── Recorded information ──
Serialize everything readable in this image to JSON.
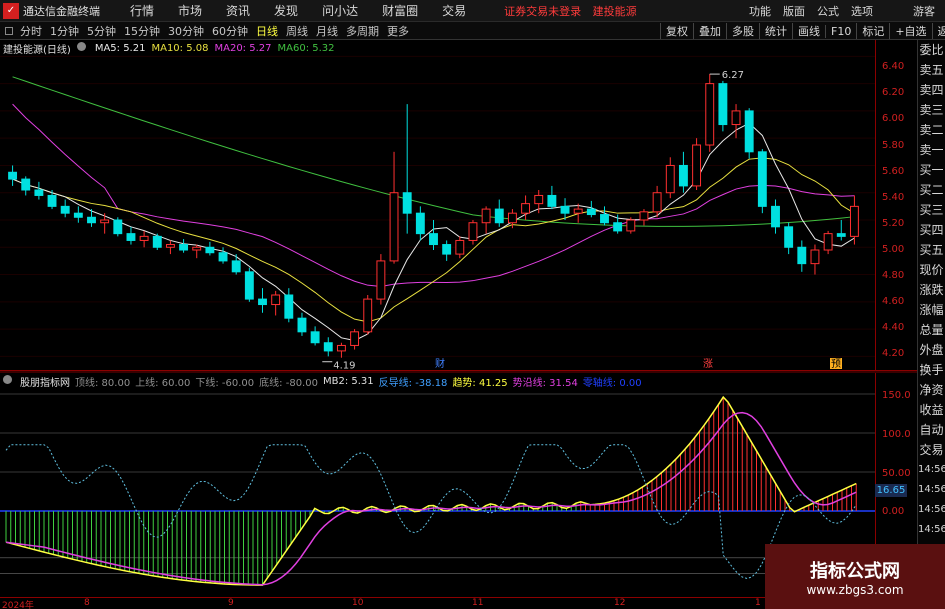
{
  "titlebar": {
    "app_title": "通达信金融终端",
    "menu": [
      "行情",
      "市场",
      "资讯",
      "发现",
      "问小达",
      "财富圈",
      "交易"
    ],
    "notice": [
      "证券交易未登录",
      "建投能源"
    ],
    "right_menu": [
      "功能",
      "版面",
      "公式",
      "选项"
    ],
    "guest": "游客"
  },
  "periodbar": {
    "periods": [
      "分时",
      "1分钟",
      "5分钟",
      "15分钟",
      "30分钟",
      "60分钟",
      "日线",
      "周线",
      "月线",
      "多周期",
      "更多"
    ],
    "active": "日线",
    "tools": [
      "复权",
      "叠加",
      "多股",
      "统计",
      "画线",
      "F10",
      "标记",
      "+自选",
      "返回"
    ]
  },
  "main_indicator": {
    "stock": "建投能源(日线)",
    "ma5": "MA5: 5.21",
    "ma10": "MA10: 5.08",
    "ma20": "MA20: 5.27",
    "ma60": "MA60: 5.32",
    "high_label": "6.27",
    "low_label": "4.19",
    "markers": [
      "财",
      "涨",
      "预"
    ]
  },
  "sub_indicator": {
    "name": "股朋指标网",
    "l1": "顶线: 80.00",
    "l2": "上线: 60.00",
    "l3": "下线: -60.00",
    "l4": "底线: -80.00",
    "l5": "MB2: 5.31",
    "l6": "反导线: -38.18",
    "l7": "趋势: 41.25",
    "l8": "势沿线: 31.54",
    "l9": "零轴线: 0.00",
    "tag": "16.65"
  },
  "price_axis": [
    "6.40",
    "6.20",
    "6.00",
    "5.80",
    "5.60",
    "5.40",
    "5.20",
    "5.00",
    "4.80",
    "4.60",
    "4.40",
    "4.20"
  ],
  "sub_axis": [
    "150.0",
    "100.0",
    "50.00",
    "0.00"
  ],
  "x_axis": [
    "2024年",
    "8",
    "9",
    "10",
    "11",
    "12",
    "1"
  ],
  "side_labels": [
    "委比",
    "卖五",
    "卖四",
    "卖三",
    "卖二",
    "卖一",
    "买一",
    "买二",
    "买三",
    "买四",
    "买五",
    "现价",
    "涨跌",
    "涨幅",
    "总量",
    "外盘",
    "换手",
    "净资",
    "收益",
    "自动",
    "交易",
    "14:56",
    "14:56",
    "14:56",
    "14:56",
    "14:56",
    "14:56",
    "14:56",
    "14:56"
  ],
  "watermark": {
    "line1": "指标公式网",
    "line2": "www.zbgs3.com"
  },
  "colors": {
    "up": "#ff3030",
    "down": "#00e0e0",
    "ma5": "#e8e8e8",
    "ma10": "#e8e040",
    "ma20": "#e040e0",
    "ma60": "#40c040"
  },
  "chart_data": {
    "type": "candlestick",
    "price_range": [
      4.1,
      6.52
    ],
    "candles": [
      [
        5.55,
        5.6,
        5.45,
        5.5
      ],
      [
        5.5,
        5.52,
        5.38,
        5.42
      ],
      [
        5.42,
        5.48,
        5.35,
        5.38
      ],
      [
        5.38,
        5.42,
        5.28,
        5.3
      ],
      [
        5.3,
        5.35,
        5.22,
        5.25
      ],
      [
        5.25,
        5.3,
        5.18,
        5.22
      ],
      [
        5.22,
        5.28,
        5.15,
        5.18
      ],
      [
        5.18,
        5.25,
        5.1,
        5.2
      ],
      [
        5.2,
        5.22,
        5.08,
        5.1
      ],
      [
        5.1,
        5.15,
        5.02,
        5.05
      ],
      [
        5.05,
        5.12,
        5.0,
        5.08
      ],
      [
        5.08,
        5.1,
        4.98,
        5.0
      ],
      [
        5.0,
        5.05,
        4.95,
        5.02
      ],
      [
        5.02,
        5.06,
        4.96,
        4.98
      ],
      [
        4.98,
        5.02,
        4.92,
        5.0
      ],
      [
        5.0,
        5.04,
        4.94,
        4.96
      ],
      [
        4.96,
        5.0,
        4.88,
        4.9
      ],
      [
        4.9,
        4.95,
        4.8,
        4.82
      ],
      [
        4.82,
        4.85,
        4.6,
        4.62
      ],
      [
        4.62,
        4.7,
        4.52,
        4.58
      ],
      [
        4.58,
        4.68,
        4.5,
        4.65
      ],
      [
        4.65,
        4.7,
        4.45,
        4.48
      ],
      [
        4.48,
        4.52,
        4.35,
        4.38
      ],
      [
        4.38,
        4.42,
        4.28,
        4.3
      ],
      [
        4.3,
        4.34,
        4.2,
        4.24
      ],
      [
        4.24,
        4.3,
        4.19,
        4.28
      ],
      [
        4.28,
        4.4,
        4.25,
        4.38
      ],
      [
        4.38,
        4.65,
        4.36,
        4.62
      ],
      [
        4.62,
        4.95,
        4.58,
        4.9
      ],
      [
        4.9,
        5.7,
        4.88,
        5.4
      ],
      [
        5.4,
        6.05,
        5.1,
        5.25
      ],
      [
        5.25,
        5.3,
        5.05,
        5.1
      ],
      [
        5.1,
        5.2,
        4.98,
        5.02
      ],
      [
        5.02,
        5.05,
        4.9,
        4.95
      ],
      [
        4.95,
        5.08,
        4.92,
        5.05
      ],
      [
        5.05,
        5.2,
        5.02,
        5.18
      ],
      [
        5.18,
        5.3,
        5.1,
        5.28
      ],
      [
        5.28,
        5.35,
        5.15,
        5.18
      ],
      [
        5.18,
        5.28,
        5.14,
        5.25
      ],
      [
        5.25,
        5.38,
        5.2,
        5.32
      ],
      [
        5.32,
        5.42,
        5.25,
        5.38
      ],
      [
        5.38,
        5.45,
        5.28,
        5.3
      ],
      [
        5.3,
        5.36,
        5.2,
        5.25
      ],
      [
        5.25,
        5.32,
        5.18,
        5.28
      ],
      [
        5.28,
        5.34,
        5.22,
        5.24
      ],
      [
        5.24,
        5.3,
        5.16,
        5.18
      ],
      [
        5.18,
        5.24,
        5.1,
        5.12
      ],
      [
        5.12,
        5.22,
        5.1,
        5.2
      ],
      [
        5.2,
        5.28,
        5.16,
        5.26
      ],
      [
        5.26,
        5.45,
        5.22,
        5.4
      ],
      [
        5.4,
        5.66,
        5.36,
        5.6
      ],
      [
        5.6,
        5.7,
        5.4,
        5.45
      ],
      [
        5.45,
        5.8,
        5.42,
        5.75
      ],
      [
        5.75,
        6.27,
        5.7,
        6.2
      ],
      [
        6.2,
        6.22,
        5.85,
        5.9
      ],
      [
        5.9,
        6.05,
        5.8,
        6.0
      ],
      [
        6.0,
        6.02,
        5.65,
        5.7
      ],
      [
        5.7,
        5.72,
        5.25,
        5.3
      ],
      [
        5.3,
        5.35,
        5.1,
        5.15
      ],
      [
        5.15,
        5.18,
        4.95,
        5.0
      ],
      [
        5.0,
        5.05,
        4.82,
        4.88
      ],
      [
        4.88,
        5.02,
        4.8,
        4.98
      ],
      [
        4.98,
        5.12,
        4.95,
        5.1
      ],
      [
        5.1,
        5.2,
        5.05,
        5.08
      ],
      [
        5.08,
        5.38,
        5.02,
        5.3
      ]
    ]
  }
}
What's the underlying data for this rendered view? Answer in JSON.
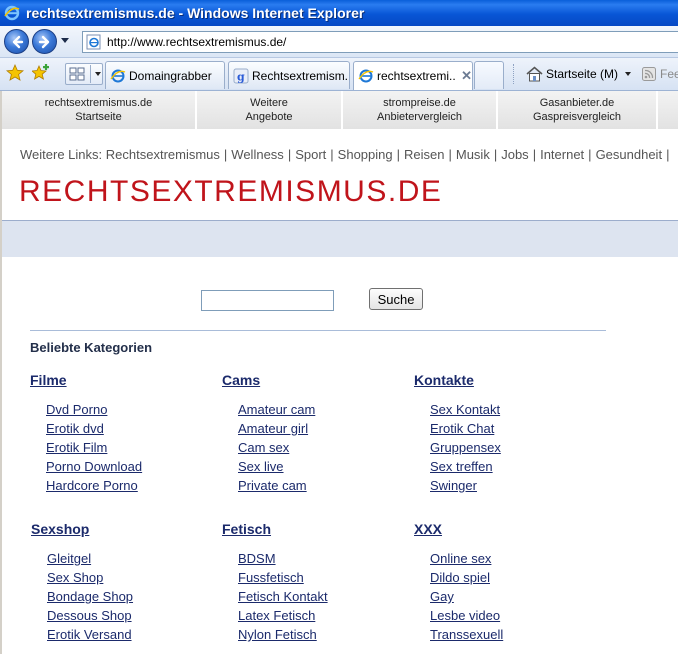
{
  "window": {
    "title": "rechtsextremismus.de - Windows Internet Explorer"
  },
  "address_bar": {
    "url": "http://www.rechtsextremismus.de/"
  },
  "tabs": [
    {
      "label": "Domaingrabber",
      "icon": "ie-page-icon",
      "active": false
    },
    {
      "label": "Rechtsextremism...",
      "icon": "google-icon",
      "active": false
    },
    {
      "label": "rechtsextremi...",
      "icon": "ie-page-icon",
      "active": true
    }
  ],
  "command_bar": {
    "home_label": "Startseite (M)",
    "feed_label": "Fee"
  },
  "top_nav": [
    {
      "line1": "rechtsextremismus.de",
      "line2": "Startseite"
    },
    {
      "line1": "Weitere",
      "line2": "Angebote"
    },
    {
      "line1": "strompreise.de",
      "line2": "Anbietervergleich"
    },
    {
      "line1": "Gasanbieter.de",
      "line2": "Gaspreisvergleich"
    }
  ],
  "weitere_links": {
    "prefix": "Weitere Links:",
    "items": [
      "Rechtsextremismus",
      "Wellness",
      "Sport",
      "Shopping",
      "Reisen",
      "Musik",
      "Jobs",
      "Internet",
      "Gesundheit"
    ]
  },
  "site_title": "RECHTSEXTREMISMUS.DE",
  "search": {
    "value": "",
    "button_label": "Suche"
  },
  "categories_heading": "Beliebte Kategorien",
  "categories": [
    {
      "title": "Filme",
      "links": [
        "Dvd Porno",
        "Erotik dvd",
        "Erotik Film",
        "Porno Download",
        "Hardcore Porno"
      ]
    },
    {
      "title": "Cams",
      "links": [
        "Amateur cam",
        "Amateur girl",
        "Cam sex",
        "Sex live",
        "Private cam"
      ]
    },
    {
      "title": "Kontakte",
      "links": [
        "Sex Kontakt",
        "Erotik Chat",
        "Gruppensex",
        "Sex treffen",
        "Swinger"
      ]
    },
    {
      "title": "Sexshop",
      "links": [
        "Gleitgel",
        "Sex Shop",
        "Bondage Shop",
        "Dessous Shop",
        "Erotik Versand"
      ]
    },
    {
      "title": "Fetisch",
      "links": [
        "BDSM",
        "Fussfetisch",
        "Fetisch Kontakt",
        "Latex Fetisch",
        "Nylon Fetisch"
      ]
    },
    {
      "title": "XXX",
      "links": [
        "Online sex",
        "Dildo spiel",
        "Gay",
        "Lesbe video",
        "Transsexuell"
      ]
    }
  ],
  "colors": {
    "title_red": "#c0141b",
    "link_blue": "#1b2a6b",
    "band_blue": "#dde4f0"
  }
}
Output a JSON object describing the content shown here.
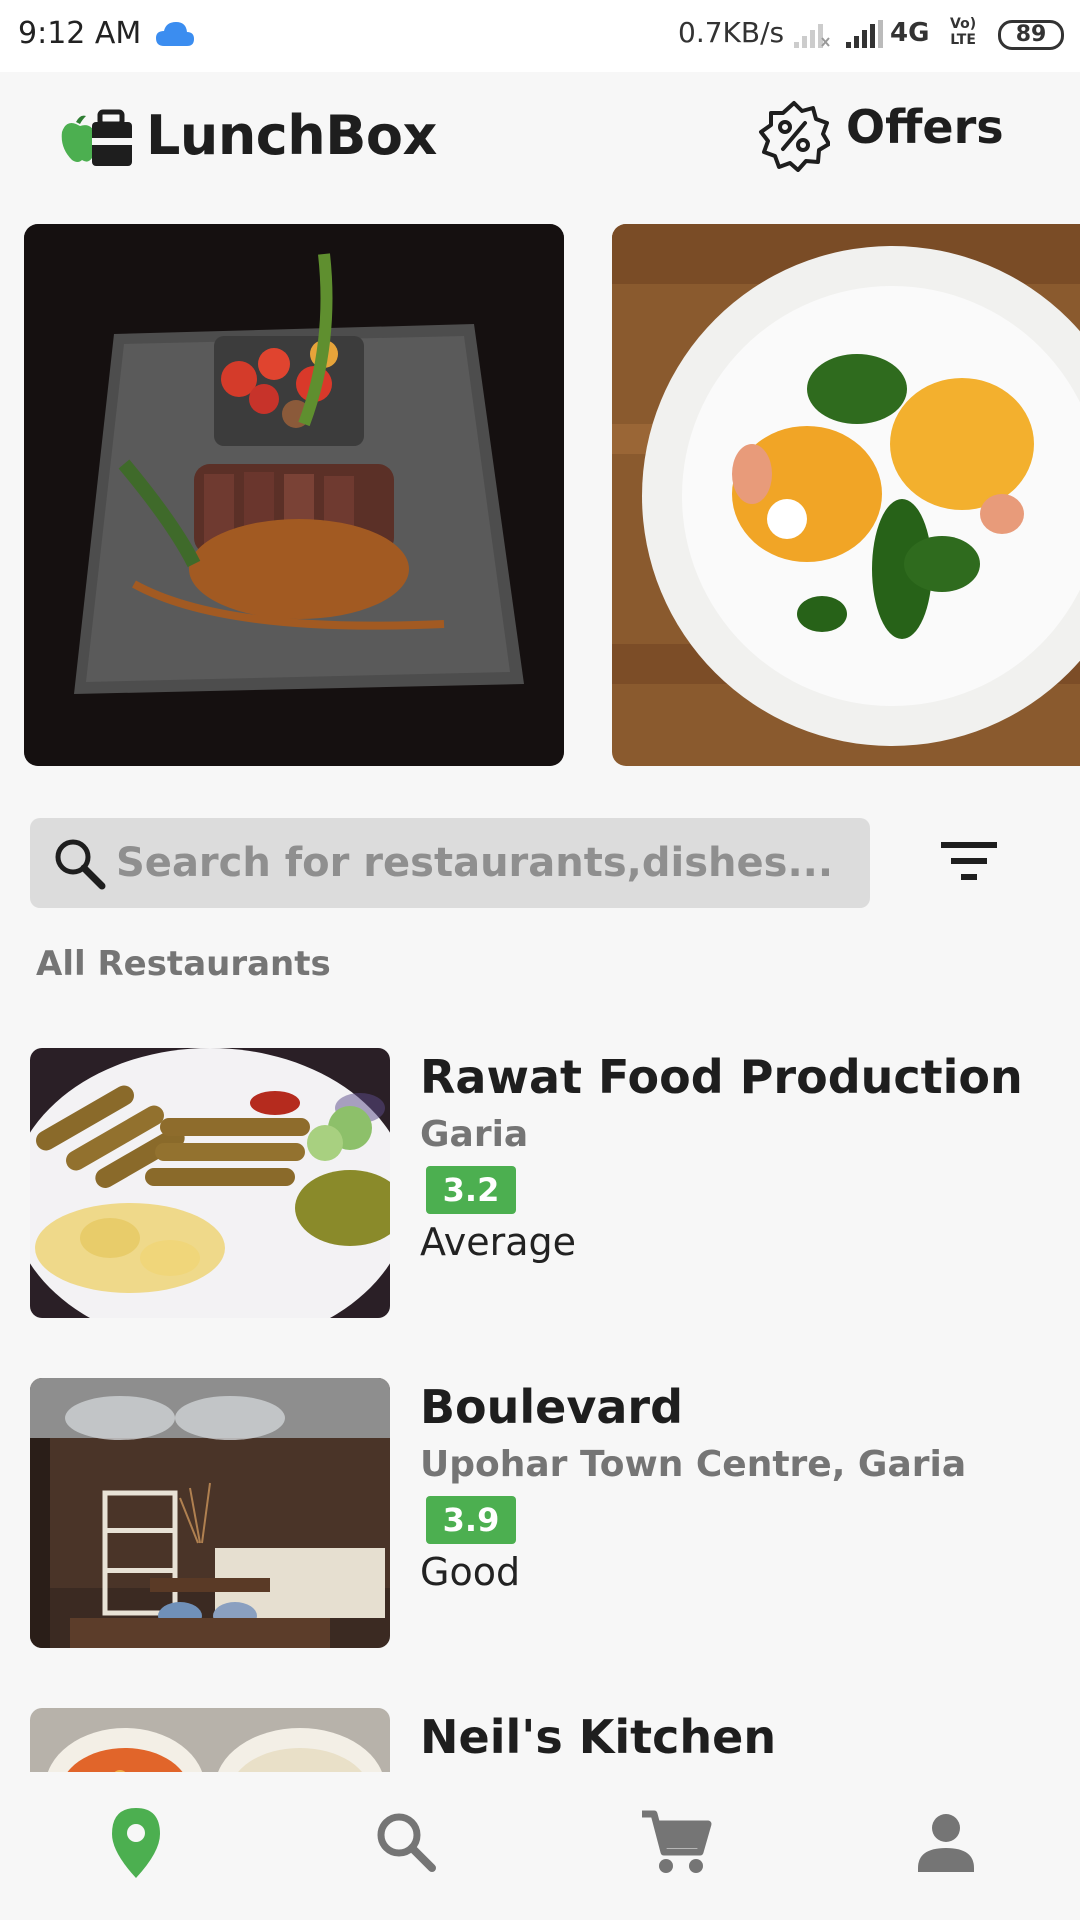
{
  "status_bar": {
    "time": "9:12 AM",
    "net_speed": "0.7KB/s",
    "network": "4G",
    "volte_line1": "Vo)",
    "volte_line2": "LTE",
    "battery": "89"
  },
  "header": {
    "brand": "LunchBox",
    "offers_label": "Offers"
  },
  "search": {
    "placeholder": "Search for restaurants,dishes..."
  },
  "section_title": "All Restaurants",
  "restaurants": [
    {
      "name": "Rawat Food Production",
      "location": "Garia",
      "rating": "3.2",
      "rating_text": "Average"
    },
    {
      "name": "Boulevard",
      "location": "Upohar Town Centre, Garia",
      "rating": "3.9",
      "rating_text": "Good"
    },
    {
      "name": "Neil's Kitchen",
      "location": "",
      "rating": "",
      "rating_text": ""
    }
  ],
  "colors": {
    "accent_green": "#4caf50",
    "text_dark": "#1e1e1e",
    "text_muted": "#757575"
  },
  "bottom_nav": [
    {
      "icon": "location-pin-icon",
      "active": true
    },
    {
      "icon": "search-icon",
      "active": false
    },
    {
      "icon": "cart-icon",
      "active": false
    },
    {
      "icon": "profile-icon",
      "active": false
    }
  ]
}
───
Pick out the lines above that hold the string "Porno" and show them.

        "Dvd Porno",
        "Porno Download",
        "Hardcore Porno"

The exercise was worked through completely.